(Entries taken from a collection)
□ □ □ □ □ □ □

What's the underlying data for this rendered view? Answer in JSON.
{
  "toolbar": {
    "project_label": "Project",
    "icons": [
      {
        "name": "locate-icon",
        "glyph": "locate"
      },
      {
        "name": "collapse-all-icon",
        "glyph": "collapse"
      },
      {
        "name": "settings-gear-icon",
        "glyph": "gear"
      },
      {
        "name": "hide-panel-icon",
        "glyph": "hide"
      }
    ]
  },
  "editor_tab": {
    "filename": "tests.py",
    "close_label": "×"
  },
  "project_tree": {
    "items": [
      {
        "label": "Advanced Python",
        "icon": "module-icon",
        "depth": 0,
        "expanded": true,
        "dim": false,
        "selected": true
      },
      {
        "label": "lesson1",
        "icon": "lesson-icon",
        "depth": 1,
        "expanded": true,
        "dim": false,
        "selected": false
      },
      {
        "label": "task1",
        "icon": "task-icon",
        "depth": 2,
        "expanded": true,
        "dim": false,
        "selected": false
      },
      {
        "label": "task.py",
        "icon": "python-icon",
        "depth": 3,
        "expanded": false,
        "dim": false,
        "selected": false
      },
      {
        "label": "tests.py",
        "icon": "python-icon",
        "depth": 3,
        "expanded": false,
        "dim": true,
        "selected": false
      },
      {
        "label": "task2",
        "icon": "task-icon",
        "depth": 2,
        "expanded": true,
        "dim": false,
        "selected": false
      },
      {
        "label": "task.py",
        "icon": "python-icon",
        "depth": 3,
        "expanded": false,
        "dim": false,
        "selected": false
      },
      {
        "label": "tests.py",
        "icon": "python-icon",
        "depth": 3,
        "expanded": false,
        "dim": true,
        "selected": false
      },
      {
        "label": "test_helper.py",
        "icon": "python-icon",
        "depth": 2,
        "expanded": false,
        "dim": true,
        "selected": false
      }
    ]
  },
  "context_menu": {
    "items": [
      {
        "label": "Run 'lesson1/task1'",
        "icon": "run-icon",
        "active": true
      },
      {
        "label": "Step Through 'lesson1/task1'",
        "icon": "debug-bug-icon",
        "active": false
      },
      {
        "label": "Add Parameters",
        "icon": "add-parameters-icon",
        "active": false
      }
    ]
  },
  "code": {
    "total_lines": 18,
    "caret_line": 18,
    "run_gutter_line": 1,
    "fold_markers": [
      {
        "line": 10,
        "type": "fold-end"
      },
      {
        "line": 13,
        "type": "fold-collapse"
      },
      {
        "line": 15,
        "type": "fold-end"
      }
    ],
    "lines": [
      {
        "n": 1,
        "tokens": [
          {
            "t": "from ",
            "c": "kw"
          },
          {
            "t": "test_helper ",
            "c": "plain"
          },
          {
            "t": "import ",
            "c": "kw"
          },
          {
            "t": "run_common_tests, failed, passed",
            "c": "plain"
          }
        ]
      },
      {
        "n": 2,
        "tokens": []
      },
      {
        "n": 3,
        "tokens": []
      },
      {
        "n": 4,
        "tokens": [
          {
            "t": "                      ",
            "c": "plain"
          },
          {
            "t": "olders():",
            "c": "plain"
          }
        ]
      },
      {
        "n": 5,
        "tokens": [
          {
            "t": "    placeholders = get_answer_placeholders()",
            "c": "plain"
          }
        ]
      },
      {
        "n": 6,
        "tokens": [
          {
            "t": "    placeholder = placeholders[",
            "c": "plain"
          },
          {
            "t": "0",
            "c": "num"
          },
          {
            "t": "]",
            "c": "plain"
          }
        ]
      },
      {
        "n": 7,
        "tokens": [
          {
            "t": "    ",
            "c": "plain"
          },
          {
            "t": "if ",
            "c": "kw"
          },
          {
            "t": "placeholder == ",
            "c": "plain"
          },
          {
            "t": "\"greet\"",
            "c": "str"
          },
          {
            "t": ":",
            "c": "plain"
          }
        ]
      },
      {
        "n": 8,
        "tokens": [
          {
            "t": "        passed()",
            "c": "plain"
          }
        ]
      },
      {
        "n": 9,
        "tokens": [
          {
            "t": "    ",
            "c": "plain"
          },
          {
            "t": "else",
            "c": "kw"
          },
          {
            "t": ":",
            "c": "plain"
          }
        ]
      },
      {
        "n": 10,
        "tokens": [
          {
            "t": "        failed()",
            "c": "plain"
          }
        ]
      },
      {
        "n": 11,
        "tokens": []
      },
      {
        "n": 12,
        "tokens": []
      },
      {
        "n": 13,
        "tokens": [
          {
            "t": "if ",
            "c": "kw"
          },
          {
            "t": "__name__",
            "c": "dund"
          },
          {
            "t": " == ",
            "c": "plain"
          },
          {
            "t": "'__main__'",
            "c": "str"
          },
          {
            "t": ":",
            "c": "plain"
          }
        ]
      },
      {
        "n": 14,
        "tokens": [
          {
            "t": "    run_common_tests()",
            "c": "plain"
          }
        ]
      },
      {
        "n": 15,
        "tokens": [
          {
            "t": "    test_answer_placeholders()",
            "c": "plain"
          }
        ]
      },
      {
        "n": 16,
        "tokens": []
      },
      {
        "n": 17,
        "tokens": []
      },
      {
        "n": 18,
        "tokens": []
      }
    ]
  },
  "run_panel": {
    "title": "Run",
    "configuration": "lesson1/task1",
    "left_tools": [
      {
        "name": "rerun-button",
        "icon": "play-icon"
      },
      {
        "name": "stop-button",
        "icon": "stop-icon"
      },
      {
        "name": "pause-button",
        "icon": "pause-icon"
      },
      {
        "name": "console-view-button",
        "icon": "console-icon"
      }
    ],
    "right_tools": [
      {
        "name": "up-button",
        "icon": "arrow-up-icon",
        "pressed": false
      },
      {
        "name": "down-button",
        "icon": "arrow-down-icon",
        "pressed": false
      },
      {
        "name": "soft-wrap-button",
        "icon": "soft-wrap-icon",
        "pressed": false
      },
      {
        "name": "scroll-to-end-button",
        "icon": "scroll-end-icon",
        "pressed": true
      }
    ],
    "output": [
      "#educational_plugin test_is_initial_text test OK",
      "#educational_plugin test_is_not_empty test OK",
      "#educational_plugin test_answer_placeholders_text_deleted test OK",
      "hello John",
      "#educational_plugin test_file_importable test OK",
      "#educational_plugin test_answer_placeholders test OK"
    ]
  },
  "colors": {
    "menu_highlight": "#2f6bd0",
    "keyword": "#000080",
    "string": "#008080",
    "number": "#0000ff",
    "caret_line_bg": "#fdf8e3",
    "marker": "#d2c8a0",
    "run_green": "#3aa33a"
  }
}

□ □ □ □ □ □ □

> [The request]:
Copy each line that contains the word "collapse".

> [Answer in full]:
        "name": "collapse-all-icon",
        "glyph": "collapse"
        "type": "fold-collapse"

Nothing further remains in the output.